DATA IN THIS EXERCISE:
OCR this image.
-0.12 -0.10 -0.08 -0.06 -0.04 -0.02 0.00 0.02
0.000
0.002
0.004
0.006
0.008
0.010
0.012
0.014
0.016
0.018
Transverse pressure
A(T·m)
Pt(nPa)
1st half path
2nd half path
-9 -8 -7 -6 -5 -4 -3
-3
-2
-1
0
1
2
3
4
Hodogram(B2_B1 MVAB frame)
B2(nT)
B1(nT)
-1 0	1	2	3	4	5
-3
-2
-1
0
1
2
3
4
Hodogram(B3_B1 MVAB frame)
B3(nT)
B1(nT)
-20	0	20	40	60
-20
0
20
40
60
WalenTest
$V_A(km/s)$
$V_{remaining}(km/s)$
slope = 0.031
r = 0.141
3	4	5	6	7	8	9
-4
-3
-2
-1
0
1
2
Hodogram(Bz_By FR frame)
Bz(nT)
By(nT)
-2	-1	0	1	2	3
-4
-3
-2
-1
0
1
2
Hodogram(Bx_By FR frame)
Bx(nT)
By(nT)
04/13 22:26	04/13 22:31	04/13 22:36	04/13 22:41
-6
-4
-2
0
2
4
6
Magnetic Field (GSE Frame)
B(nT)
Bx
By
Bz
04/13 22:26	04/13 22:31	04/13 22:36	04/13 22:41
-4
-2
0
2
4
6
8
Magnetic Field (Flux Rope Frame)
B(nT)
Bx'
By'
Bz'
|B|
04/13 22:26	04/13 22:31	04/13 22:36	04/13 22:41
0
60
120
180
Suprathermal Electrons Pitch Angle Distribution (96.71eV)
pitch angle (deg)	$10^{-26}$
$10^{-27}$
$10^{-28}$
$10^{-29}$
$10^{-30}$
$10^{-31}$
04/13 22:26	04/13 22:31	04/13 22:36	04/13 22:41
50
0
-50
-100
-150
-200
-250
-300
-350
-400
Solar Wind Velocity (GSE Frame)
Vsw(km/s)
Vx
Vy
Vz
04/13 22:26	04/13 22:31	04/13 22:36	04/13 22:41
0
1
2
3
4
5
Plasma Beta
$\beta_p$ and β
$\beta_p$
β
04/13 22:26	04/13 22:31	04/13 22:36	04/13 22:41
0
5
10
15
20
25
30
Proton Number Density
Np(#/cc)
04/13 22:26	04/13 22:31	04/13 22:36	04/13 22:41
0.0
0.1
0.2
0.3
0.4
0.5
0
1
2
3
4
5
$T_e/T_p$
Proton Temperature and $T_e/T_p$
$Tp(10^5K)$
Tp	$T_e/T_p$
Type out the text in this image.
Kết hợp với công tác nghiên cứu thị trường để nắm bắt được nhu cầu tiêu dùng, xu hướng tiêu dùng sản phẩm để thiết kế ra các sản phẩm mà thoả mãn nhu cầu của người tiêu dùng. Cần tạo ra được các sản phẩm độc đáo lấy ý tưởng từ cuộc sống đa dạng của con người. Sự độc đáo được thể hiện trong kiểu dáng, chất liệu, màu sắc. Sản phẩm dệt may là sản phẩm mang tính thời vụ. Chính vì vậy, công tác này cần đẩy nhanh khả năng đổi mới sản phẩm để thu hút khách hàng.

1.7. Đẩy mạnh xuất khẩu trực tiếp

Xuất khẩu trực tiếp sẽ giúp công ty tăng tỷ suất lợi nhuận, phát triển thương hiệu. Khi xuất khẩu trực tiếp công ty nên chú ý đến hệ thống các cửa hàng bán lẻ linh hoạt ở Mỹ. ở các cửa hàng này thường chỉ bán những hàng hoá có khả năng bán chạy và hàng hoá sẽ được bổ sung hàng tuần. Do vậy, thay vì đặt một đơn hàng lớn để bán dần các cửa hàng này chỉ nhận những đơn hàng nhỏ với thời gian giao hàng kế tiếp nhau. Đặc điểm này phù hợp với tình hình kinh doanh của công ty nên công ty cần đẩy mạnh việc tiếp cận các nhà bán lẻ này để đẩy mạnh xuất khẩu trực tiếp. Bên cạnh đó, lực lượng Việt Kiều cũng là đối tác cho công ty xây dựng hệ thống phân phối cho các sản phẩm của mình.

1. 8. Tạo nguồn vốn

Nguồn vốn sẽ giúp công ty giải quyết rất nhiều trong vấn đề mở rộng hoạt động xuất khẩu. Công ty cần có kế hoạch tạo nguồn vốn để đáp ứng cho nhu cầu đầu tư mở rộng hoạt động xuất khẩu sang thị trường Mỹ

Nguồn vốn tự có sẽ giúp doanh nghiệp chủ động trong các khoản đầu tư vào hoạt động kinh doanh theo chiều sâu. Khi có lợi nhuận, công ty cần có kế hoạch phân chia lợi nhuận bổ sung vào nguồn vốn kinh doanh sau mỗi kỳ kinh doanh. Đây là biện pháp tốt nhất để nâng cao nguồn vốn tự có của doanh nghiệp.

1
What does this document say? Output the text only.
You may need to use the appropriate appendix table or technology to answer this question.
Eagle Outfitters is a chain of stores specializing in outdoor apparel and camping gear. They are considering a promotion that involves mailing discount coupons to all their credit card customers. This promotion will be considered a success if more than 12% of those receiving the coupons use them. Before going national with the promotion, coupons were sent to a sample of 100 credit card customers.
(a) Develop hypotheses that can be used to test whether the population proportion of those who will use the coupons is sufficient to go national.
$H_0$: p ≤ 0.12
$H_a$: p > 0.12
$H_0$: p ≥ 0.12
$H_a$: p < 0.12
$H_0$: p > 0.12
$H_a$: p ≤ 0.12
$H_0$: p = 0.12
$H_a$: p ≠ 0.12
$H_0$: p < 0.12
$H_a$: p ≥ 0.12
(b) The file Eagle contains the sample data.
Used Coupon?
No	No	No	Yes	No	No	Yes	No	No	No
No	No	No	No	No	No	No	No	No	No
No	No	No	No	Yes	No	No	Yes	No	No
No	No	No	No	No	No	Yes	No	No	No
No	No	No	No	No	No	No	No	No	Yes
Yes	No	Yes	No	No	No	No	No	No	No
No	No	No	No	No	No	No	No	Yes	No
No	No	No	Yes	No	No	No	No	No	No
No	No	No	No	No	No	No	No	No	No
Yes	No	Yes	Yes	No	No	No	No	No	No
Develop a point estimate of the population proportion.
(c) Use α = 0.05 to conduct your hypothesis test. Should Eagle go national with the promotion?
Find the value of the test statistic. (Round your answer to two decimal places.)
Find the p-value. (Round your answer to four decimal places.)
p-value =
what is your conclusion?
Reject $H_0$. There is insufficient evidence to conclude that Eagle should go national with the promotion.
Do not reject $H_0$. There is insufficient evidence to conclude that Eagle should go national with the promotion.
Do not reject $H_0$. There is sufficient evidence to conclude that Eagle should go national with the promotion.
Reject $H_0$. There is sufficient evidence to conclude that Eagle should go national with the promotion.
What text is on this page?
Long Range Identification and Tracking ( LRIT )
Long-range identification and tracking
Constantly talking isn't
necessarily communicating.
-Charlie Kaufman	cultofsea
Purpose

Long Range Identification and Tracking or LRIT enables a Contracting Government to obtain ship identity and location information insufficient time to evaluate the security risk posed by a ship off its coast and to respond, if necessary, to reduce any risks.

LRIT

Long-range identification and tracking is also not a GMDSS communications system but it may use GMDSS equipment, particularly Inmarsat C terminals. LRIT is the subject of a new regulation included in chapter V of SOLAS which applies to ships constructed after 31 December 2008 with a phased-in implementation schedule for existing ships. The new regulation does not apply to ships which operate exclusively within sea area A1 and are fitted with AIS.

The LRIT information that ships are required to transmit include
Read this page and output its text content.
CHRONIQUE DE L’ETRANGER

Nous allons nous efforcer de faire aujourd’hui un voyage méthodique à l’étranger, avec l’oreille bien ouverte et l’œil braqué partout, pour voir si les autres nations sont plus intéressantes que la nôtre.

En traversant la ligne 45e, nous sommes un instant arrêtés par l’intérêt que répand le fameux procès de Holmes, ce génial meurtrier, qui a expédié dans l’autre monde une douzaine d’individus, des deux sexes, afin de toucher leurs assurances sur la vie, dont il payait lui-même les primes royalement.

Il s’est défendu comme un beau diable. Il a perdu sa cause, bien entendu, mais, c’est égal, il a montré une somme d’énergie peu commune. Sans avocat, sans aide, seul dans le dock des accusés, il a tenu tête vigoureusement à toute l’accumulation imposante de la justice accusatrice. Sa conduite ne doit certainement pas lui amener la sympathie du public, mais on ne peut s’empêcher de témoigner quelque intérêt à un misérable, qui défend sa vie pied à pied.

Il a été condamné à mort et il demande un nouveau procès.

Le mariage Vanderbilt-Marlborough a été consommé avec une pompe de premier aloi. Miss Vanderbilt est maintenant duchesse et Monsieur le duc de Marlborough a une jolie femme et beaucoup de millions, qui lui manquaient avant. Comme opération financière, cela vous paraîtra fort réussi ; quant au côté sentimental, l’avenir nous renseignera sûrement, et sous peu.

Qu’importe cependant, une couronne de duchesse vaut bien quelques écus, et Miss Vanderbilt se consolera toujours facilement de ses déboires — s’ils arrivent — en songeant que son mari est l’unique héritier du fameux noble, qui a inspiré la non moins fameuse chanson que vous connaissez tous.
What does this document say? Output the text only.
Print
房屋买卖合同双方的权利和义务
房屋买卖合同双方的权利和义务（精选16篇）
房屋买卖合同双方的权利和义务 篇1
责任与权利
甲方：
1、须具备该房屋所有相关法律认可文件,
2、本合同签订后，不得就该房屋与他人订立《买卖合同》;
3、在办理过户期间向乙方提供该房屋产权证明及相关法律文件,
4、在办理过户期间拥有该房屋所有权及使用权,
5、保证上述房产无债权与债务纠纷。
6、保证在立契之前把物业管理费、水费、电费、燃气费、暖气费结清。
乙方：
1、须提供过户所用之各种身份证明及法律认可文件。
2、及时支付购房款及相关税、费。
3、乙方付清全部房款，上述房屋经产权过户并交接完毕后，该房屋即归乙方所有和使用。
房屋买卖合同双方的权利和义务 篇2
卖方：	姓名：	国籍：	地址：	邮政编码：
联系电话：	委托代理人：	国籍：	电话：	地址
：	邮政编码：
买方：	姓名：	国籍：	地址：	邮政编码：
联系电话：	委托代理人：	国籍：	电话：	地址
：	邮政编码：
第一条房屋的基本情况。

TASK GOAL:
All lines of the data above that include the word "evidence" must be shown.

REPLY:
Reject $H_0$. There is insufficient evidence to conclude that Eagle should go national with the promotion.
Do not reject $H_0$. There is insufficient evidence to conclude that Eagle should go national with the promotion.
Do not reject $H_0$. There is sufficient evidence to conclude that Eagle should go national with the promotion.
Reject $H_0$. There is sufficient evidence to conclude that Eagle should go national with the promotion.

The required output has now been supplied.